╔══

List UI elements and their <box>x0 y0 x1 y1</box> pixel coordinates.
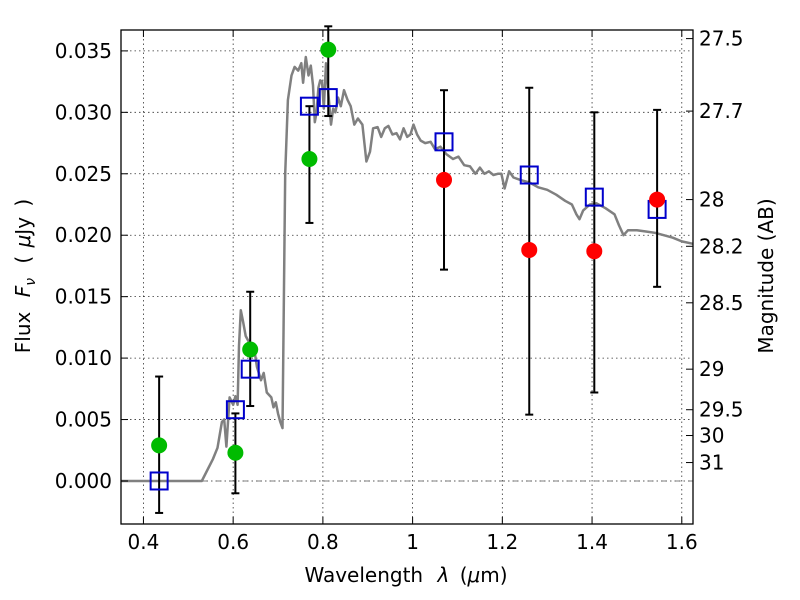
grid-lines <box>121 30 693 524</box>
x-tick-label: 0.4 <box>128 530 160 554</box>
x-tick-label: 0.6 <box>217 530 249 554</box>
right-tick-label: 28.5 <box>699 291 744 315</box>
x-axis-title: Wavelength λ (μm) <box>304 563 507 587</box>
y-tick-label: 0.005 <box>55 408 112 432</box>
y-tick-labels: 0.000 0.005 0.010 0.015 0.020 0.025 0.030 0.035 <box>55 39 112 493</box>
observed-optical-point <box>301 151 318 168</box>
observed-optical-point <box>242 341 259 358</box>
model-photometry-square <box>149 471 169 491</box>
plot-frame <box>120 29 694 525</box>
observed-nir-point <box>436 171 453 188</box>
tick-marks <box>121 30 693 524</box>
observed-optical-point <box>320 41 337 58</box>
error-bar-layer <box>155 25 662 514</box>
model-photometry-square <box>434 132 454 152</box>
x-tick-label: 0.8 <box>307 530 339 554</box>
model-sed-line <box>121 55 694 483</box>
y-tick-label: 0.020 <box>55 223 112 247</box>
right-tick-labels: 27.5 27.7 28 28.2 28.5 29 29.530 31 <box>699 27 744 475</box>
observed-points-layer <box>151 41 666 461</box>
x-tick-label: 1.4 <box>576 530 608 554</box>
model-photometry-square <box>299 96 319 116</box>
observed-optical-point <box>227 444 244 461</box>
y-tick-label: 0.000 <box>55 469 112 493</box>
right-tick-label: 29.5 <box>699 398 744 422</box>
y-tick-label: 0.025 <box>55 162 112 186</box>
y-tick-label: 0.015 <box>55 285 112 309</box>
y-tick-label: 0.010 <box>55 346 112 370</box>
model-photometry-square <box>519 165 539 185</box>
x-tick-label: 1.6 <box>666 530 698 554</box>
x-tick-labels: 0.4 0.6 0.8 1 1.2 1.4 1.6 <box>128 530 698 554</box>
x-tick-label: 1 <box>406 530 419 554</box>
right-tick-label: 28.2 <box>699 234 744 258</box>
model-photometry-square <box>318 88 338 108</box>
y-tick-label: 0.035 <box>55 39 112 63</box>
observed-nir-point <box>586 243 603 260</box>
right-tick-label: 27.7 <box>699 99 744 123</box>
y-tick-label: 0.030 <box>55 100 112 124</box>
right-tick-label: 31 <box>699 451 724 475</box>
right-tick-label: 28 <box>699 188 724 212</box>
right-tick-label: 27.5 <box>699 27 744 51</box>
model-photometry-square <box>225 400 245 420</box>
model-photometry-square <box>240 359 260 379</box>
model-sed-layer <box>121 55 694 483</box>
model-photometry-square <box>584 187 604 207</box>
observed-optical-point <box>151 437 168 454</box>
x-tick-label: 1.2 <box>486 530 518 554</box>
right-tick-label: 30 <box>699 424 724 448</box>
observed-nir-point <box>649 191 666 208</box>
right-axis-title: Magnitude (AB) <box>754 198 778 353</box>
observed-nir-point <box>521 241 538 258</box>
y-axis-title: Flux Fν ( μJy ) <box>11 199 40 353</box>
right-tick-label: 29 <box>699 357 724 381</box>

╚══

PROBLEM TO SOLVE:
Copy the records above line for line, with no changes, and leave out the picture.

FINISHED TASK:
List UI elements and their <box>x0 y0 x1 y1</box> pixel coordinates.
grid-lines <box>121 30 693 524</box>
x-tick-label: 0.4 <box>128 530 160 554</box>
x-tick-label: 0.6 <box>217 530 249 554</box>
right-tick-label: 28.5 <box>699 291 744 315</box>
x-axis-title: Wavelength λ (μm) <box>304 563 507 587</box>
y-tick-label: 0.005 <box>55 408 112 432</box>
y-tick-labels: 0.000 0.005 0.010 0.015 0.020 0.025 0.030 0.035 <box>55 39 112 493</box>
observed-optical-point <box>301 151 318 168</box>
observed-optical-point <box>242 341 259 358</box>
model-photometry-square <box>149 471 169 491</box>
plot-frame <box>120 29 694 525</box>
observed-nir-point <box>436 171 453 188</box>
tick-marks <box>121 30 693 524</box>
observed-optical-point <box>320 41 337 58</box>
error-bar-layer <box>155 25 662 514</box>
model-photometry-square <box>434 132 454 152</box>
x-tick-label: 0.8 <box>307 530 339 554</box>
model-sed-line <box>121 55 694 483</box>
y-tick-label: 0.020 <box>55 223 112 247</box>
right-tick-labels: 27.5 27.7 28 28.2 28.5 29 29.530 31 <box>699 27 744 475</box>
observed-points-layer <box>151 41 666 461</box>
x-tick-label: 1.4 <box>576 530 608 554</box>
model-photometry-square <box>299 96 319 116</box>
observed-optical-point <box>227 444 244 461</box>
y-tick-label: 0.000 <box>55 469 112 493</box>
right-tick-label: 29.5 <box>699 398 744 422</box>
y-tick-label: 0.025 <box>55 162 112 186</box>
y-tick-label: 0.015 <box>55 285 112 309</box>
y-tick-label: 0.010 <box>55 346 112 370</box>
model-photometry-square <box>519 165 539 185</box>
x-tick-label: 1.6 <box>666 530 698 554</box>
x-tick-labels: 0.4 0.6 0.8 1 1.2 1.4 1.6 <box>128 530 698 554</box>
x-tick-label: 1 <box>406 530 419 554</box>
right-tick-label: 28.2 <box>699 234 744 258</box>
model-photometry-square <box>318 88 338 108</box>
y-tick-label: 0.035 <box>55 39 112 63</box>
observed-nir-point <box>586 243 603 260</box>
right-tick-label: 27.7 <box>699 99 744 123</box>
y-tick-label: 0.030 <box>55 100 112 124</box>
right-tick-label: 31 <box>699 451 724 475</box>
right-tick-label: 28 <box>699 188 724 212</box>
right-tick-label: 27.5 <box>699 27 744 51</box>
model-photometry-square <box>225 400 245 420</box>
model-photometry-square <box>240 359 260 379</box>
model-sed-layer <box>121 55 694 483</box>
model-photometry-square <box>584 187 604 207</box>
observed-optical-point <box>151 437 168 454</box>
x-tick-label: 1.2 <box>486 530 518 554</box>
right-tick-label: 30 <box>699 424 724 448</box>
observed-nir-point <box>649 191 666 208</box>
right-axis-title: Magnitude (AB) <box>754 198 778 353</box>
observed-nir-point <box>521 241 538 258</box>
y-axis-title: Flux Fν ( μJy ) <box>11 199 40 353</box>
right-tick-label: 29 <box>699 357 724 381</box>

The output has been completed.